─── TASK DATA ───

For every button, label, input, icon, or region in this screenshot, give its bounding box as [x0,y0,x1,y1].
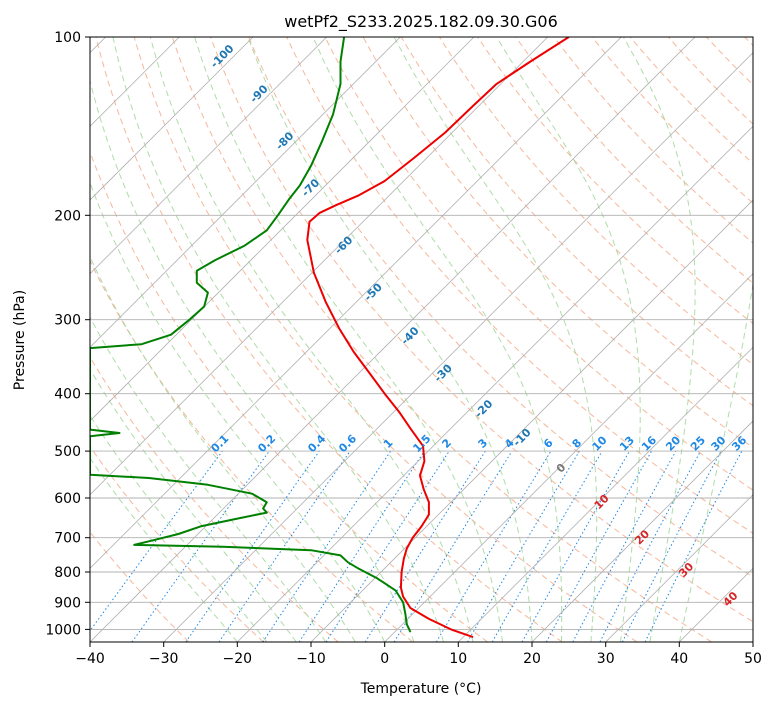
moist-adiabat-line [90,316,327,642]
mixing-ratio-line [467,450,580,642]
mixing-ratio-line [572,450,677,642]
isotherm-line [90,37,475,422]
y-tick-label: 800 [54,565,81,581]
profiles [90,37,570,639]
mixing-ratio-line [218,450,351,642]
x-tick-label: −30 [149,651,179,667]
mixing-ratio-line [185,450,320,642]
isotherm-line [90,37,548,496]
isotherm-line [163,52,753,642]
y-axis: 100 200 300 400 500 600 700 800 900 1000 [45,30,90,638]
dry-adiabat-line [90,445,264,642]
y-tick-label: 900 [54,595,81,611]
y-axis-title: Pressure (hPa) [12,290,28,390]
moist-adiabat-line [622,37,696,642]
mixing-ratio-line [325,450,450,642]
dry-adiabat-line [210,37,753,623]
moist-adiabat-line [90,414,268,642]
y-tick-label: 600 [54,491,81,507]
isotherm-line [90,37,254,201]
isotherm-line [531,420,753,642]
plot-area: -100-90-80-70-60-50-40-30-20-10010203040… [90,37,753,642]
isotherm-line [605,494,753,642]
dry-adiabat-line [133,37,638,642]
chart-title: wetPf2_S233.2025.182.09.30.G06 [284,12,558,32]
moist-adiabat-line [149,37,474,642]
dewpoint-profile-line [90,37,412,633]
dry-adiabat-line [477,37,753,325]
isotherm-line [90,37,327,275]
moist-adiabat-line [90,255,356,642]
dry-adiabat-line [324,37,753,491]
x-tick-label: 20 [523,651,541,667]
y-tick-label: 300 [54,313,81,329]
y-tick-label: 1000 [45,622,81,638]
moist-adiabat-line [90,181,386,642]
moist-adiabat-line [90,457,238,642]
isotherm-line [90,37,401,348]
mixing-ratio-line [491,450,603,642]
y-tick-label: 700 [54,531,81,547]
moist-adiabat-line [678,280,753,642]
y-tick-label: 500 [54,444,81,460]
x-tick-label: −10 [296,651,326,667]
isotherm-line [90,37,622,569]
moist-adiabat-line [496,37,641,642]
x-tick-label: 0 [380,651,389,667]
dry-adiabat-line [591,37,753,204]
mixing-ratio-line [521,450,630,642]
x-axis-title: Temperature (°C) [360,681,482,697]
isotherm-line [90,37,696,642]
dry-adiabat-line [629,37,753,165]
mixing-ratio-line [435,450,552,642]
moist-adiabat-line [112,37,445,642]
y-tick-label: 100 [54,30,81,46]
moist-adiabat-line [90,368,297,642]
dry-adiabat-line [95,37,563,642]
dry-adiabat-line [248,37,753,578]
moist-adiabat-line [312,37,563,642]
x-tick-label: −40 [75,651,105,667]
x-tick-label: 30 [597,651,615,667]
x-tick-label: 50 [744,651,762,667]
moist-adiabats [90,37,753,642]
y-tick-label: 400 [54,387,81,403]
isotherm-line [237,125,753,642]
dry-adiabat-line [400,37,753,407]
x-axis: −40 −30 −20 −10 0 10 20 30 40 50 [75,642,762,667]
moist-adiabat-line [90,78,415,642]
isotherm-line [384,273,753,642]
plot-frame [89,36,754,643]
moist-adiabat-line [393,37,598,642]
moist-adiabat-line [247,37,533,642]
mixing-ratio-line [364,450,486,642]
isotherm-line [458,346,753,642]
dry-adiabat-line [515,37,753,284]
temperature-profile-line [306,37,570,639]
x-tick-label: −20 [223,651,253,667]
isobars [90,37,753,630]
y-tick-label: 200 [54,208,81,224]
x-tick-label: 10 [449,651,467,667]
x-tick-label: 40 [670,651,688,667]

───

Rewrite the lines above with "screenshot" replaced by "image", keeping everything else unchanged. Leave the pictures out of your answer.

For every button, label, input, icon, or region in this image, give its bounding box as [x0,y0,x1,y1].
moist-adiabat-line [90,316,327,642]
mixing-ratio-line [467,450,580,642]
mixing-ratio-line [572,450,677,642]
isotherm-line [90,37,475,422]
y-tick-label: 800 [54,565,81,581]
profiles [90,37,570,639]
mixing-ratio-line [218,450,351,642]
x-tick-label: −30 [149,651,179,667]
mixing-ratio-line [185,450,320,642]
isotherm-line [90,37,548,496]
isotherm-line [163,52,753,642]
y-axis: 100 200 300 400 500 600 700 800 900 1000 [45,30,90,638]
dry-adiabat-line [90,445,264,642]
y-tick-label: 900 [54,595,81,611]
y-axis-title: Pressure (hPa) [12,290,28,390]
moist-adiabat-line [622,37,696,642]
mixing-ratio-line [325,450,450,642]
dry-adiabat-line [210,37,753,623]
moist-adiabat-line [90,414,268,642]
y-tick-label: 600 [54,491,81,507]
isotherm-line [90,37,254,201]
isotherm-line [531,420,753,642]
plot-area: -100-90-80-70-60-50-40-30-20-10010203040… [90,37,753,642]
isotherm-line [605,494,753,642]
dry-adiabat-line [133,37,638,642]
chart-title: wetPf2_S233.2025.182.09.30.G06 [284,12,558,32]
moist-adiabat-line [149,37,474,642]
dewpoint-profile-line [90,37,412,633]
dry-adiabat-line [477,37,753,325]
isotherm-line [90,37,327,275]
moist-adiabat-line [90,255,356,642]
dry-adiabat-line [324,37,753,491]
x-tick-label: 20 [523,651,541,667]
y-tick-label: 300 [54,313,81,329]
y-tick-label: 1000 [45,622,81,638]
moist-adiabat-line [90,181,386,642]
moist-adiabat-line [90,457,238,642]
isotherm-line [90,37,401,348]
mixing-ratio-line [491,450,603,642]
y-tick-label: 700 [54,531,81,547]
moist-adiabat-line [678,280,753,642]
y-tick-label: 500 [54,444,81,460]
x-tick-label: −10 [296,651,326,667]
isotherm-line [90,37,622,569]
moist-adiabat-line [496,37,641,642]
x-tick-label: 0 [380,651,389,667]
dry-adiabat-line [591,37,753,204]
mixing-ratio-line [521,450,630,642]
x-axis-title: Temperature (°C) [360,681,482,697]
isotherm-line [90,37,696,642]
dry-adiabat-line [629,37,753,165]
mixing-ratio-line [435,450,552,642]
moist-adiabat-line [112,37,445,642]
y-tick-label: 100 [54,30,81,46]
moist-adiabat-line [90,368,297,642]
dry-adiabat-line [95,37,563,642]
dry-adiabat-line [248,37,753,578]
moist-adiabat-line [312,37,563,642]
x-tick-label: −40 [75,651,105,667]
x-tick-label: 30 [597,651,615,667]
x-tick-label: 50 [744,651,762,667]
moist-adiabats [90,37,753,642]
y-tick-label: 400 [54,387,81,403]
isotherm-line [237,125,753,642]
dry-adiabat-line [400,37,753,407]
x-axis: −40 −30 −20 −10 0 10 20 30 40 50 [75,642,762,667]
moist-adiabat-line [90,78,415,642]
isotherm-line [384,273,753,642]
plot-frame [89,36,754,643]
moist-adiabat-line [393,37,598,642]
moist-adiabat-line [247,37,533,642]
mixing-ratio-line [364,450,486,642]
isotherm-line [458,346,753,642]
dry-adiabat-line [515,37,753,284]
temperature-profile-line [306,37,570,639]
x-tick-label: −20 [223,651,253,667]
isobars [90,37,753,630]
y-tick-label: 200 [54,208,81,224]
x-tick-label: 10 [449,651,467,667]
x-tick-label: 40 [670,651,688,667]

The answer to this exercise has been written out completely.